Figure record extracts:

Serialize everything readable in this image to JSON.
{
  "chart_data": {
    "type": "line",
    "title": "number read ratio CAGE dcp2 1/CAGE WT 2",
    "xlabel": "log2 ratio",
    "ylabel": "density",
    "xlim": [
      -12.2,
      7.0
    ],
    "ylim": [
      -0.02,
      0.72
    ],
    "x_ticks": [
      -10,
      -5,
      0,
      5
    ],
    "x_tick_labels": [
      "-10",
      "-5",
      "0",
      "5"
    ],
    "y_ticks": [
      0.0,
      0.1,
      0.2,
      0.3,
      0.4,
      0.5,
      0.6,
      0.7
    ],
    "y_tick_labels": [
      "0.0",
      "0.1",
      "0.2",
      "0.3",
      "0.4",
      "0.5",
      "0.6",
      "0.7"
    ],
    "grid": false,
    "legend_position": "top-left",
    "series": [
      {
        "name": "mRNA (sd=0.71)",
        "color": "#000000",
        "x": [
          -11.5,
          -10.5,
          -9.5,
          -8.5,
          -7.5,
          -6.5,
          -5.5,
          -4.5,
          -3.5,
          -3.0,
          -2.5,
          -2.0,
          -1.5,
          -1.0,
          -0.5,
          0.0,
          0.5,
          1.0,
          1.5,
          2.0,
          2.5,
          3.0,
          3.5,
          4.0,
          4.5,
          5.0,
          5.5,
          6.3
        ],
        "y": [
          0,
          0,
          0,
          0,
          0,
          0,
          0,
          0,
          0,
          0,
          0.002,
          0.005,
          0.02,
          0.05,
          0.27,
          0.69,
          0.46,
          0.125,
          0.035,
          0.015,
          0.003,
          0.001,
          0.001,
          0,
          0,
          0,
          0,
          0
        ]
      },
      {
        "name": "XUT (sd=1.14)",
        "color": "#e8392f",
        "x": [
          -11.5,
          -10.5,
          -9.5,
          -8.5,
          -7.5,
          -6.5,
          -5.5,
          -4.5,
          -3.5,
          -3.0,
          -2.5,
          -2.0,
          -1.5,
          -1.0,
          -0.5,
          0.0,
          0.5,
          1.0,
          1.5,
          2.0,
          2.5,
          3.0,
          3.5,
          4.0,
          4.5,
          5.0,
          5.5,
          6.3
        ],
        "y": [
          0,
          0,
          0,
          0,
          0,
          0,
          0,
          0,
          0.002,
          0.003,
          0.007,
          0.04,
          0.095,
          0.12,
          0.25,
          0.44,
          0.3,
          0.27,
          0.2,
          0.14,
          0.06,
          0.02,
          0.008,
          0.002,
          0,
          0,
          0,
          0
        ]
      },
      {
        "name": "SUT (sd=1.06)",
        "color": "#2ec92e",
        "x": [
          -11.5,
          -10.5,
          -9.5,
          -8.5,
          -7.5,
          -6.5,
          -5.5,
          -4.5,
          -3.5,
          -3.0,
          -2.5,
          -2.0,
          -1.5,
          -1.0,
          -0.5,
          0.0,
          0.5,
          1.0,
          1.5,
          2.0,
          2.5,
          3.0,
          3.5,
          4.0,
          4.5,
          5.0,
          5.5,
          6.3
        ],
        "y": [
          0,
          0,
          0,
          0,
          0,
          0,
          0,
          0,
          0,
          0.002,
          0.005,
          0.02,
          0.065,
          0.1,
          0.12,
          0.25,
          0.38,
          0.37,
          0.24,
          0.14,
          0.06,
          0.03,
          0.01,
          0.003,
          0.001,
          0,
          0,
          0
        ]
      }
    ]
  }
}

■ What you are asked to do ■
Nothing except a number is needed: how many lines of the entries contain the word "color"?

■ Answer below ■
3